▶ [Requirements]:
Read the listing and extract each line that includes the word "Ranuccio".
Start Input for this task
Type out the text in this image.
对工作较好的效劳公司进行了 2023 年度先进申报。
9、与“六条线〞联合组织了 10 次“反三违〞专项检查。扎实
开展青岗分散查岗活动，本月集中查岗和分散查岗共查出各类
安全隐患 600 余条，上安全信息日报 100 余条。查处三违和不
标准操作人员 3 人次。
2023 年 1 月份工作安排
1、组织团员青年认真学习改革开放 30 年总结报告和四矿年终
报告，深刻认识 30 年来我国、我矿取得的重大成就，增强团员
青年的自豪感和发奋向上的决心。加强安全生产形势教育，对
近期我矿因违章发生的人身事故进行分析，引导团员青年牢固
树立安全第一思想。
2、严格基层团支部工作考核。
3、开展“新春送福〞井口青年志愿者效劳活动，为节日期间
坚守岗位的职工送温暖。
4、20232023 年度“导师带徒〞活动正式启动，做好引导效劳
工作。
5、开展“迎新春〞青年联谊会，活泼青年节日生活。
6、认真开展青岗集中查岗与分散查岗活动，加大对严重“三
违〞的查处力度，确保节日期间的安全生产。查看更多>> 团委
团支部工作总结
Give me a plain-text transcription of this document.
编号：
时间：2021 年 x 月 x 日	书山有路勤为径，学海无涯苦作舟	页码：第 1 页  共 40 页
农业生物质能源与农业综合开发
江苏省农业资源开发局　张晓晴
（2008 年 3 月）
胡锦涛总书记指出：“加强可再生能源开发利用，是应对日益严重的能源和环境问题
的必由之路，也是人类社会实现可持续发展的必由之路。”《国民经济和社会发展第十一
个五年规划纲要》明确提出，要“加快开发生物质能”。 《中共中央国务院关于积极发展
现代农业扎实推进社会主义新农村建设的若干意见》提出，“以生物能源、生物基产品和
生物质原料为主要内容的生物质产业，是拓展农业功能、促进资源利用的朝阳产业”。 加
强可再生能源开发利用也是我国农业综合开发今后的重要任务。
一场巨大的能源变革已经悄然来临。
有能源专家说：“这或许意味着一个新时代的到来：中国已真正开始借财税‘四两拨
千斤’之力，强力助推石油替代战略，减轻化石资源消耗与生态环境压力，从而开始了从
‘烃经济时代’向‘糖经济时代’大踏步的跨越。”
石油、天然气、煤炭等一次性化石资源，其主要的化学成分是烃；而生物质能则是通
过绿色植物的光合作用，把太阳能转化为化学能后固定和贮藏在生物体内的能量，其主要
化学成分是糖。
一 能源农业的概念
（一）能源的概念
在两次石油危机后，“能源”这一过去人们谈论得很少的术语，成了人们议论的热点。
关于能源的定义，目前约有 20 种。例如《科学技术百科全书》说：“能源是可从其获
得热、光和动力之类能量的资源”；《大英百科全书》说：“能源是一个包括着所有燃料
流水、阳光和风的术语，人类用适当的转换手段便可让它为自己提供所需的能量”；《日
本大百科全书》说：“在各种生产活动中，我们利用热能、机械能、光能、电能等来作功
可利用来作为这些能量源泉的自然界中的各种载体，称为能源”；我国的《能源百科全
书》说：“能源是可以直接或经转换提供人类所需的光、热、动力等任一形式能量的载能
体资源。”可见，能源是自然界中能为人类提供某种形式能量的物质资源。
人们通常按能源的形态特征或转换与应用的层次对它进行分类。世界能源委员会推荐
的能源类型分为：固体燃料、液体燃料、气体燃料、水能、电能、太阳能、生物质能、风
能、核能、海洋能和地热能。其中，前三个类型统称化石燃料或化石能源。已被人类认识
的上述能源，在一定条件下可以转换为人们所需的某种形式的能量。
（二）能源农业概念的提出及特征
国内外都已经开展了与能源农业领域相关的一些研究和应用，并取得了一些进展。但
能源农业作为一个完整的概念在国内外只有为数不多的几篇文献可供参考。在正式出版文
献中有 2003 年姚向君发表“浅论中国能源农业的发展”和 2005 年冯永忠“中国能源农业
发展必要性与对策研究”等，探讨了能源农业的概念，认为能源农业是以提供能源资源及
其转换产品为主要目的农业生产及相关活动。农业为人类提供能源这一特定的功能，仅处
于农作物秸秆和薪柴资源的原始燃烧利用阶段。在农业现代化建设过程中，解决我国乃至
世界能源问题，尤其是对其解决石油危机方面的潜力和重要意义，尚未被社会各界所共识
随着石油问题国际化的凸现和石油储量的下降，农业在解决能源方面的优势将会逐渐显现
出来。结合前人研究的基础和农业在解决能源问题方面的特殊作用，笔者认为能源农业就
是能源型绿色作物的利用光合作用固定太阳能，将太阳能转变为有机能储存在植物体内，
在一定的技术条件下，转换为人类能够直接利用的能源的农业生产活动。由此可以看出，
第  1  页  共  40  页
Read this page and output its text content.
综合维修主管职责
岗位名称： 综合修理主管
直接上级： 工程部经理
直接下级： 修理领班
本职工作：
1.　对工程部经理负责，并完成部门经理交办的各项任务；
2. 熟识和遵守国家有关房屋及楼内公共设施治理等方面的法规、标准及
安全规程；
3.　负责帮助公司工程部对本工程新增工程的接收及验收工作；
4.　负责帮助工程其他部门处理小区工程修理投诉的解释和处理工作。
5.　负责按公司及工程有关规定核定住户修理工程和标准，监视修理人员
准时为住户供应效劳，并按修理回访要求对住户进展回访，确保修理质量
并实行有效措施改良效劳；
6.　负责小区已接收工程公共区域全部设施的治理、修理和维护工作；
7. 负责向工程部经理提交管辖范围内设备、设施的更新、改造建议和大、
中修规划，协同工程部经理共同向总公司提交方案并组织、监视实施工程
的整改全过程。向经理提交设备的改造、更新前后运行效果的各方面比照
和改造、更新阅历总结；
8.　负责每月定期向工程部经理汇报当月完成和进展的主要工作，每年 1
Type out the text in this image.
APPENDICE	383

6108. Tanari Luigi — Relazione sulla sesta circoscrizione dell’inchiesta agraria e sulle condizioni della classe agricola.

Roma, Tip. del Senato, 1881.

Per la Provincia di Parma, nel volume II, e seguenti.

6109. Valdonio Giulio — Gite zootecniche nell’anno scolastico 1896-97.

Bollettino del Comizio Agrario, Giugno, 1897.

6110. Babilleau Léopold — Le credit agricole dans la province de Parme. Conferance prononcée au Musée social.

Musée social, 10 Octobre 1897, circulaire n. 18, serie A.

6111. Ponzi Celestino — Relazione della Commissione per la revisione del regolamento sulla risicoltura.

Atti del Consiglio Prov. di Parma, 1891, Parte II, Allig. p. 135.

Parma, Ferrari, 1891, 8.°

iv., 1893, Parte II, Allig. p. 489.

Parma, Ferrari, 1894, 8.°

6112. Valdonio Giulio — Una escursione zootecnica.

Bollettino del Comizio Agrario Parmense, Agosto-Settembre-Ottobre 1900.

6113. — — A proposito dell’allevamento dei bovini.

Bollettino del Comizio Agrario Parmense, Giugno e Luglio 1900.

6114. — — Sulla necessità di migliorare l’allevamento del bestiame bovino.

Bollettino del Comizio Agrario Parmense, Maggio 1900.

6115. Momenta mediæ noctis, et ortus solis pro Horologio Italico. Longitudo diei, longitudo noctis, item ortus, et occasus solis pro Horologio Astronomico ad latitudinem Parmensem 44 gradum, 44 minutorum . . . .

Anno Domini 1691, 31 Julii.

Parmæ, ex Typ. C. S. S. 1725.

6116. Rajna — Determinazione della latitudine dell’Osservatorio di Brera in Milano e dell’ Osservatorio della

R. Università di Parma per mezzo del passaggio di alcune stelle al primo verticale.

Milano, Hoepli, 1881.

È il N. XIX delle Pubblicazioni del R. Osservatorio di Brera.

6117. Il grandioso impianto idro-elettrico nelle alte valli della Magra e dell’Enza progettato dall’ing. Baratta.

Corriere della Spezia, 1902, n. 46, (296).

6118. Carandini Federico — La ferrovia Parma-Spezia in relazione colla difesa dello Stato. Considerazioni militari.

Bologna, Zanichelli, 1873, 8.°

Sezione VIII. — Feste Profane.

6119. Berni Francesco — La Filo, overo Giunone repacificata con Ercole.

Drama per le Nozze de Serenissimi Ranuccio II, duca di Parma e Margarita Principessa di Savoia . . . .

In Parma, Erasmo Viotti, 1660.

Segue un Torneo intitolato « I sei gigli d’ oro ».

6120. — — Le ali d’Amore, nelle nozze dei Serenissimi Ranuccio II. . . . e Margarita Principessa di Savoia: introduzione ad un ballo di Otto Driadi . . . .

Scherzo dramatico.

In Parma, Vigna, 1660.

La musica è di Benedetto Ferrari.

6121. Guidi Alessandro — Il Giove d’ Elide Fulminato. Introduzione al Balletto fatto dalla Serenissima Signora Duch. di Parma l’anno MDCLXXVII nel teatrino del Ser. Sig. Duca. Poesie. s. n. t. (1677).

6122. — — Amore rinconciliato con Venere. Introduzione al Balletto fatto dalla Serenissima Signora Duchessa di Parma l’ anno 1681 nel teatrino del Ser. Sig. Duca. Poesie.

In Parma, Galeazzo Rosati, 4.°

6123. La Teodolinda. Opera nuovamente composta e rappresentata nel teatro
End Input for this task
▶ [Output for this task]:
Drama per le Nozze de Serenissimi Ranuccio II, duca di Parma e Margarita Principessa di Savoia . . . .
6120. — — Le ali d’Amore, nelle nozze dei Serenissimi Ranuccio II. . . . e Margarita Principessa di Savoia: introduzione ad un ballo di Otto Driadi . . . .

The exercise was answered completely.